### Objective
Reproduce the passage of the NARSIS project description from "Based on recent" to "cascading events) .".

### Excerpt to read
※ ※ ※
Based on recent theoretical progresses and outcomes of recent European projects (e.g. FP7 SYNER-G, FP7 MATRIX, FP7 ASAMPSA_E), the NARSIS project aims at proposing some elements of improvement to be integrated in the current Probabilistic Safety Assessment (PSA) procedures:

  • A better characterisation of natural external hazards in a multi-hazard perspective (occurrence of concomitant external events, either simultaneous-yet-independent hazards or cascading events) .
  • A better evaluation of the physical and operating fragility of NPPs’ SSC under single or multiple external aggressions, accounting for interdependencies and temporal effects (ageing, fatigue).
  • A better risk integration combined with uncertainty characterisation and quantification, proposing approaches to allow efficient risks comparison and to account for all the possible risk interactions and cascade effects (both low-frequency / high consequences events and combined events).

The foreseen improvements and related supporting tools will be tested on a simplified virtual PWR as well as on a real one, to assess  applicability for normal and severe accident management purposes.

  DESCRIPTION OF WORK

The NARSIS project is organized in 5 S&T WPs (1 to 5) and 2 WPs for coordination and dissemination activities. Regarding S&T activities, WP1 will adapt some methodological developments existing in science dealing with risk and safety to safety demands of NPPs exposed to external natural hazards (earthquakes, flooding, extreme weather and lightning). WP2 will develop and/or improve existing (deterministic/stochastic) models, to assess the impact of complex multiple external aggressions on the physical and functional integrity of main critical NPP system components, aiming at reducing the uncertainties in the estimation of their responses. WP3 proposes two axes of development: one is to  build a non-parametric dynamic Bayesian Belief Networks (BBN) approach for a NPP to account for cause and consequence of Technical, Social/organizational and Human aspects. The second one is based on an Extended Best Estimate plus Uncertainty (Extended BEPU) approach, combining probabilistic and deterministic analyses. WP4 will compare the different approaches (purely deterministic, purely probabilistic and combined deterministic-probabilistic) for safety analysis by applying them on a simplified theoretical PWR representative of the European fleet. The pros and cons of each approach will be explored. Finally, the results from the analysis in WP4 will be used in WP5 to support the definition of severe accident management guidelines (SAMGs) as well as flexible coping strategies (FLEX) and extensive damage mitigation guidelines (EDMG), in real operational situations. A supporting tool will be developed, relying on the PSA techniques and these guidelines.
※ ※ ※
(Dataset rows)
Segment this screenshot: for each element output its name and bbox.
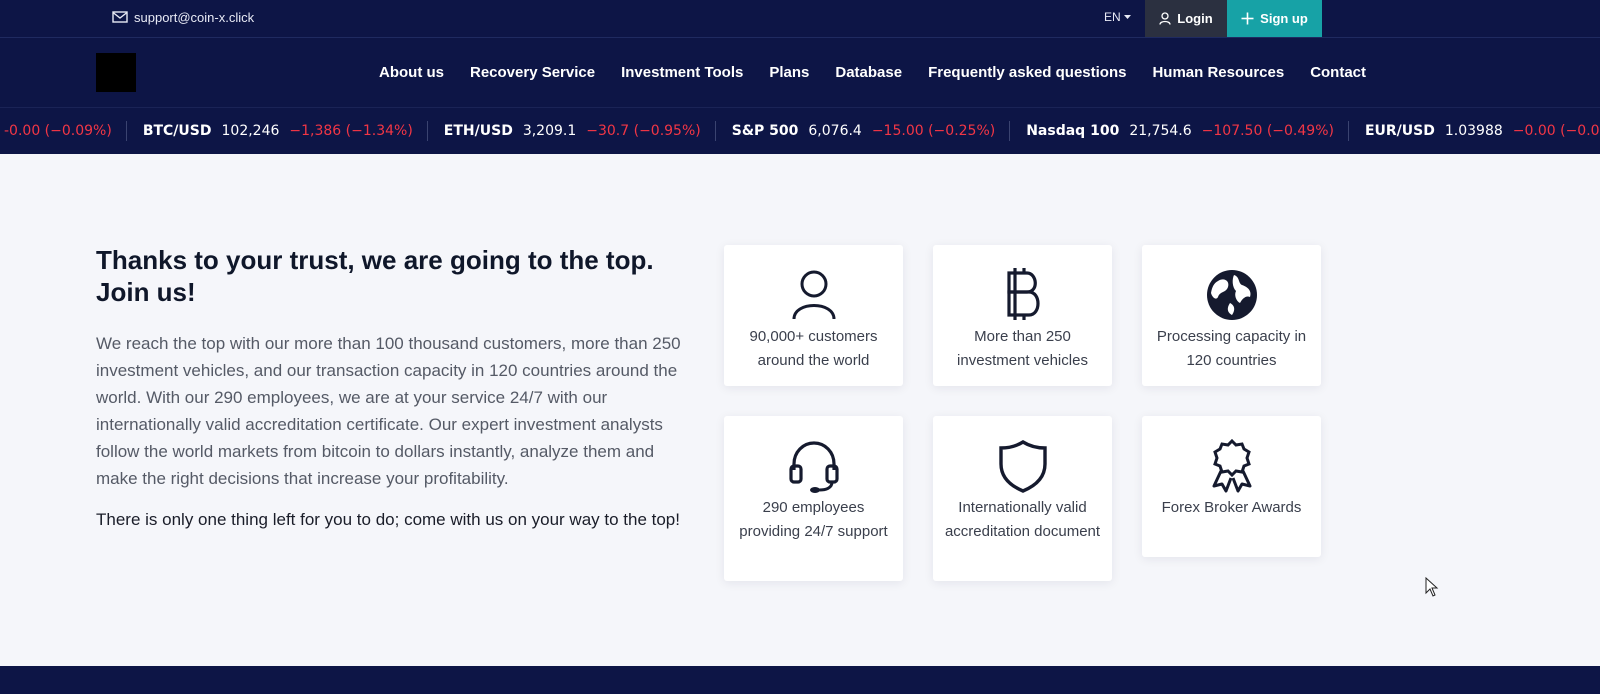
footer-band bbox=[0, 666, 1600, 694]
signup-label: Sign up bbox=[1260, 11, 1308, 26]
language-selector[interactable]: EN bbox=[1104, 0, 1131, 34]
ticker-symbol: EUR/USD bbox=[1364, 123, 1435, 139]
feature-label: 90,000+ customers around the world bbox=[749, 328, 878, 369]
feature-card-vehicles: More than 250 investment vehicles bbox=[933, 245, 1112, 386]
feature-label: More than 250 investment vehicles bbox=[957, 328, 1088, 369]
support-email[interactable]: support@coin-x.click bbox=[112, 0, 254, 34]
intro-section: Thanks to your trust, we are going to th… bbox=[96, 244, 696, 533]
ticker-price: 102,246 bbox=[221, 123, 280, 139]
feature-label: Processing capacity in 120 countries bbox=[1156, 328, 1307, 369]
user-icon bbox=[1159, 12, 1171, 25]
site-logo[interactable] bbox=[96, 53, 136, 92]
ticker-track: -0.00 (−0.09%) BTC/USD 102,246 −1,386 (−… bbox=[0, 108, 1600, 154]
award-icon bbox=[1212, 438, 1251, 493]
feature-card-awards: Forex Broker Awards bbox=[1142, 416, 1321, 557]
ticker-item[interactable]: EUR/USD 1.03988 −0.00 (−0.09%) bbox=[1349, 121, 1600, 141]
feature-label: Internationally valid accreditation docu… bbox=[944, 499, 1101, 540]
bitcoin-icon bbox=[1006, 268, 1040, 320]
feature-card-accreditation: Internationally valid accreditation docu… bbox=[933, 416, 1112, 581]
nav-contact[interactable]: Contact bbox=[1310, 64, 1366, 81]
nav-about-us[interactable]: About us bbox=[379, 64, 444, 81]
feature-label: Forex Broker Awards bbox=[1161, 499, 1302, 516]
ticker-change: −30.7 (−0.95%) bbox=[586, 123, 701, 139]
feature-card-capacity: Processing capacity in 120 countries bbox=[1142, 245, 1321, 386]
ticker-symbol: BTC/USD bbox=[142, 123, 212, 139]
caret-down-icon bbox=[1123, 14, 1131, 19]
login-button[interactable]: Login bbox=[1145, 0, 1227, 37]
feature-card-customers: 90,000+ customers around the world bbox=[724, 245, 903, 386]
mail-icon bbox=[112, 11, 128, 23]
intro-cta-text: There is only one thing left for you to … bbox=[96, 510, 680, 529]
nav-investment-tools[interactable]: Investment Tools bbox=[621, 64, 743, 81]
market-ticker[interactable]: -0.00 (−0.09%) BTC/USD 102,246 −1,386 (−… bbox=[0, 107, 1600, 154]
language-label: EN bbox=[1104, 10, 1121, 24]
ticker-symbol: Nasdaq 100 bbox=[1026, 123, 1120, 139]
login-label: Login bbox=[1177, 11, 1213, 26]
ticker-change: −15.00 (−0.25%) bbox=[871, 123, 996, 139]
ticker-item[interactable]: Nasdaq 100 21,754.6 −107.50 (−0.49%) bbox=[1010, 121, 1349, 141]
nav-human-resources[interactable]: Human Resources bbox=[1152, 64, 1284, 81]
ticker-change: -0.00 (−0.09%) bbox=[4, 123, 112, 139]
intro-body: We reach the top with our more than 100 … bbox=[96, 334, 681, 488]
ticker-change: −1,386 (−1.34%) bbox=[289, 123, 413, 139]
ticker-symbol: S&P 500 bbox=[731, 123, 799, 139]
globe-icon bbox=[1206, 270, 1257, 320]
ticker-symbol: ETH/USD bbox=[443, 123, 513, 139]
ticker-change: −107.50 (−0.49%) bbox=[1201, 123, 1334, 139]
ticker-price: 3,209.1 bbox=[522, 123, 577, 139]
nav-plans[interactable]: Plans bbox=[769, 64, 809, 81]
nav-menu: About us Recovery Service Investment Too… bbox=[379, 38, 1392, 107]
ticker-item[interactable]: ETH/USD 3,209.1 −30.7 (−0.95%) bbox=[428, 121, 716, 141]
intro-heading: Thanks to your trust, we are going to th… bbox=[96, 245, 654, 307]
nav-faq[interactable]: Frequently asked questions bbox=[928, 64, 1126, 81]
feature-card-employees: 290 employees providing 24/7 support bbox=[724, 416, 903, 581]
ticker-change: −0.00 (−0.09%) bbox=[1512, 123, 1600, 139]
mouse-cursor-icon bbox=[1425, 577, 1439, 597]
signup-button[interactable]: Sign up bbox=[1227, 0, 1322, 37]
feature-label: 290 employees providing 24/7 support bbox=[739, 499, 888, 540]
ticker-item[interactable]: BTC/USD 102,246 −1,386 (−1.34%) bbox=[127, 121, 428, 141]
support-email-text: support@coin-x.click bbox=[134, 9, 255, 25]
nav-database[interactable]: Database bbox=[835, 64, 902, 81]
plus-icon bbox=[1241, 12, 1254, 25]
ticker-item[interactable]: S&P 500 6,076.4 −15.00 (−0.25%) bbox=[716, 121, 1011, 141]
headset-icon bbox=[788, 441, 839, 493]
ticker-price: 21,754.6 bbox=[1129, 123, 1192, 139]
user-icon bbox=[792, 270, 835, 320]
ticker-item-partial[interactable]: -0.00 (−0.09%) bbox=[0, 121, 127, 141]
ticker-price: 1.03988 bbox=[1444, 123, 1503, 139]
top-bar: support@coin-x.click EN Login Sign up bbox=[0, 0, 1600, 38]
main-navbar: About us Recovery Service Investment Too… bbox=[0, 38, 1600, 107]
shield-icon bbox=[998, 439, 1047, 493]
nav-recovery-service[interactable]: Recovery Service bbox=[470, 64, 595, 81]
ticker-price: 6,076.4 bbox=[808, 123, 862, 139]
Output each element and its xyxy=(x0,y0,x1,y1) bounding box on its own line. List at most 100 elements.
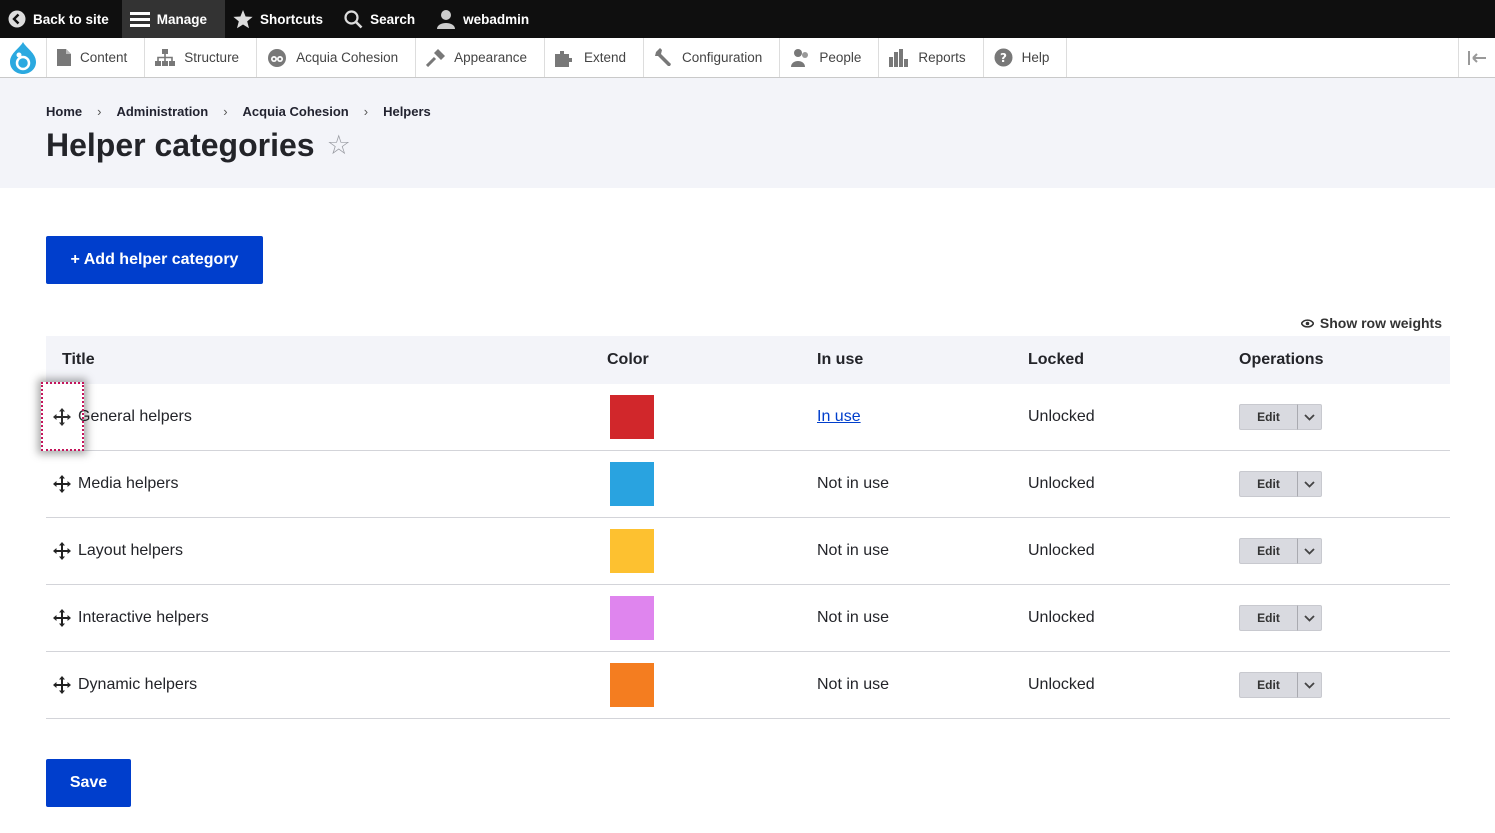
※ ※ ※
### Expected answer
Based on recent theoretical progresses and outcomes of recent European projects (e.g. FP7 SYNER-G, FP7 MATRIX, FP7 ASAMPSA_E), the NARSIS project aims at proposing some elements of improvement to be integrated in the current Probabilistic Safety Assessment (PSA) procedures:

  • A better characterisation of natural external hazards in a multi-hazard perspective (occurrence of concomitant external events, either simultaneous-yet-independent hazards or cascading events) .